— Task to carry out —
Gather the lines from the material that contain "screenshot".

** START OF Provided information **

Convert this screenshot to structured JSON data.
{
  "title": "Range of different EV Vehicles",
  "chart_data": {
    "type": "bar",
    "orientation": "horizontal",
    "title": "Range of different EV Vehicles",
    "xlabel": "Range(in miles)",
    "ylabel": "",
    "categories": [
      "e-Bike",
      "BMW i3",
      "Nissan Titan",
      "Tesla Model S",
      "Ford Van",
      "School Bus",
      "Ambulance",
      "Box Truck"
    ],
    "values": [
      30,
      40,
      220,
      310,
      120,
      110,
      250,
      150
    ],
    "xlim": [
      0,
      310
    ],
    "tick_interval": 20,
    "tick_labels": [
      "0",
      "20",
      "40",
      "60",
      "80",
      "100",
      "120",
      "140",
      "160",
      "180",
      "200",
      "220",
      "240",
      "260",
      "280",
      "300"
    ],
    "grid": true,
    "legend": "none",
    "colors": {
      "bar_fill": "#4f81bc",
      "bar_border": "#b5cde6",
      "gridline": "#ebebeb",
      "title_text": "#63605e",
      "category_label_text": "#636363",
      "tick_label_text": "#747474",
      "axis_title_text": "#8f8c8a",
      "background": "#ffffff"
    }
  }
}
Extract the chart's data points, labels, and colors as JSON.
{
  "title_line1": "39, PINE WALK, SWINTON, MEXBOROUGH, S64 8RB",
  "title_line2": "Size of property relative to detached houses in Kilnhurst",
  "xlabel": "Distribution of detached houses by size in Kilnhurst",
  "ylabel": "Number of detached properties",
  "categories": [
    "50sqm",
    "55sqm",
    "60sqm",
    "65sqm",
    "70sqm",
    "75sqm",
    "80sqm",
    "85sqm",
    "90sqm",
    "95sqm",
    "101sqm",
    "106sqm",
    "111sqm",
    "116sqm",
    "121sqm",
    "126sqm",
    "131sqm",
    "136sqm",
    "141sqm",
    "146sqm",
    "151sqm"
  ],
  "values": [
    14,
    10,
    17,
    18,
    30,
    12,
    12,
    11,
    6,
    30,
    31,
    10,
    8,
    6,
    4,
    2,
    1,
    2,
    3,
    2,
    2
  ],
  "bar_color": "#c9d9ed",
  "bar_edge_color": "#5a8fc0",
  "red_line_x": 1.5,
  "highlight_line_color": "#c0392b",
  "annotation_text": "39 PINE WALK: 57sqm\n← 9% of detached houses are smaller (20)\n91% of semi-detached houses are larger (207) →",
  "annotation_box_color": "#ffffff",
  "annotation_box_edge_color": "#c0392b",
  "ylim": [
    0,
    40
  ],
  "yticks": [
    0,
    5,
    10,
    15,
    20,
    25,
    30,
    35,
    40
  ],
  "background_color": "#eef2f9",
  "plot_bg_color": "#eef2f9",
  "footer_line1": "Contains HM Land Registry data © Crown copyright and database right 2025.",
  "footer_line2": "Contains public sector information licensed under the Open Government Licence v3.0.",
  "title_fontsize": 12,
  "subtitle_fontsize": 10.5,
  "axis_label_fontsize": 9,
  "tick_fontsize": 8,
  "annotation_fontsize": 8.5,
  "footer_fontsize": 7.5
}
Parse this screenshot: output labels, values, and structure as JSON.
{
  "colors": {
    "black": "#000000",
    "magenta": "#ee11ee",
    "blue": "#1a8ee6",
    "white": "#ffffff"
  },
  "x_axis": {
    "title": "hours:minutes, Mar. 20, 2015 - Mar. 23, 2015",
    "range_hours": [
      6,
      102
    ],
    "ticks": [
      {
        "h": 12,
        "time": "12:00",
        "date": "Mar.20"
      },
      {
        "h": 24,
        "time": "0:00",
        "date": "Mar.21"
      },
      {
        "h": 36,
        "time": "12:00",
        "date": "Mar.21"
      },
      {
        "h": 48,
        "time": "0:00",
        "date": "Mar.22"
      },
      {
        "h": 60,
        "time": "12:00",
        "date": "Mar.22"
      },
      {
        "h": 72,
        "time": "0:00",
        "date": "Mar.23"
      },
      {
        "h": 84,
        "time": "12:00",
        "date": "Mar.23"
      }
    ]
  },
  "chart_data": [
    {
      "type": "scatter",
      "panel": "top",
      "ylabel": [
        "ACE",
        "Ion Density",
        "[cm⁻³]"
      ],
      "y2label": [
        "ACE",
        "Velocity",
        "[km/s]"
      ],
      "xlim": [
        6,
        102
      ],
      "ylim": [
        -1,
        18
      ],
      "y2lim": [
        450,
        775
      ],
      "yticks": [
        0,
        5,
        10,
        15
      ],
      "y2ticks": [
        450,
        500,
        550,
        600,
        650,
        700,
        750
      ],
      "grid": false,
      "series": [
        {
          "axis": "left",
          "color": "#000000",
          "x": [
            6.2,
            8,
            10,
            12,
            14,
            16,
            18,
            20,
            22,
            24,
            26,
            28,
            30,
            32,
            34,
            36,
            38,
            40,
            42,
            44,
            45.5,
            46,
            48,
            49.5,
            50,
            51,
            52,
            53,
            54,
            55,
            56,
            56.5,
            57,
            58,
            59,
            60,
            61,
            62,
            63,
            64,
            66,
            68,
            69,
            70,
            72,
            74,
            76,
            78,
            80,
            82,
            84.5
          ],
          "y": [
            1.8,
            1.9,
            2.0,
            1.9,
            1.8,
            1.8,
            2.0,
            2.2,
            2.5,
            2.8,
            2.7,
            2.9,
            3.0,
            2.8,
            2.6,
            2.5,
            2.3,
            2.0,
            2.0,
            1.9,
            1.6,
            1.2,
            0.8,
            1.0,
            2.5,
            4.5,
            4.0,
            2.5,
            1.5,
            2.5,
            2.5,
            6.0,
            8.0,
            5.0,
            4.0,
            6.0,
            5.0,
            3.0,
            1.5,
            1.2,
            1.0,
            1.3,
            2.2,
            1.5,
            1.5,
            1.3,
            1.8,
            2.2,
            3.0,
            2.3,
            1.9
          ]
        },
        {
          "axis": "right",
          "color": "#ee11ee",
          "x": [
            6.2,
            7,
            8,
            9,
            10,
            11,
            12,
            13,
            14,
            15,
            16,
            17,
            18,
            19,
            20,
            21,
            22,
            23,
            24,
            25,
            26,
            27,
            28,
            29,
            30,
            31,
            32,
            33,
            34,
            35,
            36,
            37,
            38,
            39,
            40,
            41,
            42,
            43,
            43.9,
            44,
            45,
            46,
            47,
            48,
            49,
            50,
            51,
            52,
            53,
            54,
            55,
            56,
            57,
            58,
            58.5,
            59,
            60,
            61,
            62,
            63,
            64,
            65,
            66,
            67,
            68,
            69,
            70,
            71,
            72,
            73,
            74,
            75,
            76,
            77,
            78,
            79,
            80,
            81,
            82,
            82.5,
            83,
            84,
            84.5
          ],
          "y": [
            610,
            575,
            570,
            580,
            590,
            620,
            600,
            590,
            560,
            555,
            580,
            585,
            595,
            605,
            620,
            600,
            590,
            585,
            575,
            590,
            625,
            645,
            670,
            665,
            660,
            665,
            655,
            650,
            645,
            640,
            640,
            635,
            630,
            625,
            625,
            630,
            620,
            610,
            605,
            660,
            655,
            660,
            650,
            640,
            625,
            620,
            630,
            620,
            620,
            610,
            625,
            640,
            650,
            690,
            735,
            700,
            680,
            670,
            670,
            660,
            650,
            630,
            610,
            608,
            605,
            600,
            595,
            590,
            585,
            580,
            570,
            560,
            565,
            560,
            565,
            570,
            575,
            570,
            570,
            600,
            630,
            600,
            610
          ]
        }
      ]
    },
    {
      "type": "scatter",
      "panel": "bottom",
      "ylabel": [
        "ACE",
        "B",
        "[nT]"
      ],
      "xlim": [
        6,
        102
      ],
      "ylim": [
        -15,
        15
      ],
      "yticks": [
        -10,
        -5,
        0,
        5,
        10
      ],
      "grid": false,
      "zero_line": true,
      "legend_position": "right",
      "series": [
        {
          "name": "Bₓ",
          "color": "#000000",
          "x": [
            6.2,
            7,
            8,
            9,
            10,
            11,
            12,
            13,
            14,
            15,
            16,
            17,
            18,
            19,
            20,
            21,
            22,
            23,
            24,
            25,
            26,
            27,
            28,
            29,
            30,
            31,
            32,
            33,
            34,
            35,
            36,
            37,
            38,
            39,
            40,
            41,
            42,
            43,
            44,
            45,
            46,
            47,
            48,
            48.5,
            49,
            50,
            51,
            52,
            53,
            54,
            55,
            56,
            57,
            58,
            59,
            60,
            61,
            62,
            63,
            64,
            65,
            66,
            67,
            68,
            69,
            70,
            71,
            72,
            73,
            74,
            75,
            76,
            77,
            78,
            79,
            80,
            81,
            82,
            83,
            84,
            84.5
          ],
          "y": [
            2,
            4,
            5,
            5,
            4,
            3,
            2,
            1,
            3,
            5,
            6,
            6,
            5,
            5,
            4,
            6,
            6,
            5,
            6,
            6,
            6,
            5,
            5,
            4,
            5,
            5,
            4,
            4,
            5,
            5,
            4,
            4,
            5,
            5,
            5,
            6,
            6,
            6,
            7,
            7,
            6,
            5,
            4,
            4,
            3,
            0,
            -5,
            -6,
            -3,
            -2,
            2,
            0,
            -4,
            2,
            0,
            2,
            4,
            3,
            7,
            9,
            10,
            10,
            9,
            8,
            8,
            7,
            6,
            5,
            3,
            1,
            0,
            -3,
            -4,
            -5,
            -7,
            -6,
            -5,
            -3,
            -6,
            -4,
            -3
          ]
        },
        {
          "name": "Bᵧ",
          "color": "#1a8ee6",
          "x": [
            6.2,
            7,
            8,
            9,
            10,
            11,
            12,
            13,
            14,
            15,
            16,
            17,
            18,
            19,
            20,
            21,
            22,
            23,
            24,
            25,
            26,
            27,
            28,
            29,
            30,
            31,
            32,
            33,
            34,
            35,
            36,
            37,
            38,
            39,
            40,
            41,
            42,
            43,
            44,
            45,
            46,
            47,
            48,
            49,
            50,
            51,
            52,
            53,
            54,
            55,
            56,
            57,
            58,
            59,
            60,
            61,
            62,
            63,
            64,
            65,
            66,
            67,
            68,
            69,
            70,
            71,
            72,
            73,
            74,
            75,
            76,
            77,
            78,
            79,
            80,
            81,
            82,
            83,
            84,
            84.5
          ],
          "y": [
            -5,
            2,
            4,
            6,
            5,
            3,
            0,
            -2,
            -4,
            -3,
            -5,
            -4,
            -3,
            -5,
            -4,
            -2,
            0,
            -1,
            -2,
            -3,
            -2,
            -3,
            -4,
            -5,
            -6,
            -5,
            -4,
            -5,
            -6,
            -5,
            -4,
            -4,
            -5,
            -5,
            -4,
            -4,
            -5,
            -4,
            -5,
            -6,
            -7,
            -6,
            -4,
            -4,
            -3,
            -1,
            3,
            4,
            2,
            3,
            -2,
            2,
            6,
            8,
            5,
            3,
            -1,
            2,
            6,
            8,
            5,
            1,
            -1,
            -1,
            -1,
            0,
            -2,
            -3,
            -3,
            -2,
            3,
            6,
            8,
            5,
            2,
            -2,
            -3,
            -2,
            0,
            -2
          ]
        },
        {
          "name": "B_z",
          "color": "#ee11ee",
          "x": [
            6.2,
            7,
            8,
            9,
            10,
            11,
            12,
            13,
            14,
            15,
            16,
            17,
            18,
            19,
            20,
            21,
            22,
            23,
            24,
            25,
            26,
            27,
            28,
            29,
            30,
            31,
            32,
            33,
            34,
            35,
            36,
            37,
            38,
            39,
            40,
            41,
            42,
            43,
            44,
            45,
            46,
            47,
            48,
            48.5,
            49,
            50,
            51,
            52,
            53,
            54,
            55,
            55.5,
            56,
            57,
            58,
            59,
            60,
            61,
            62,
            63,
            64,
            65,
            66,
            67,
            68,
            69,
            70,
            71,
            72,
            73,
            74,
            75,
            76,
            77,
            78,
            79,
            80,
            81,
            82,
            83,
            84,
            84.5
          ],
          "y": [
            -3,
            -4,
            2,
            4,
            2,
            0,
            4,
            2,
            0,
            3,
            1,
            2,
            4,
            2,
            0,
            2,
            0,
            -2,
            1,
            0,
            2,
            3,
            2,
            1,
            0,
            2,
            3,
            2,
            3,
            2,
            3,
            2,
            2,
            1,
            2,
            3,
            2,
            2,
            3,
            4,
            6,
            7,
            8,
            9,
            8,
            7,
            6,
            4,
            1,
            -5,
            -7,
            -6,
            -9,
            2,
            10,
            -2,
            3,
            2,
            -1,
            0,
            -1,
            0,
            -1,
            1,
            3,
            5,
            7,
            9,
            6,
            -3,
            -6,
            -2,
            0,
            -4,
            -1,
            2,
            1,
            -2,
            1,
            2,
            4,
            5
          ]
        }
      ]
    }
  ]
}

** END OF Provided information **

— Task output —
Convert this screenshot to structured JSON data.
Parse this screenshot: output labels, values, and structure as JSON.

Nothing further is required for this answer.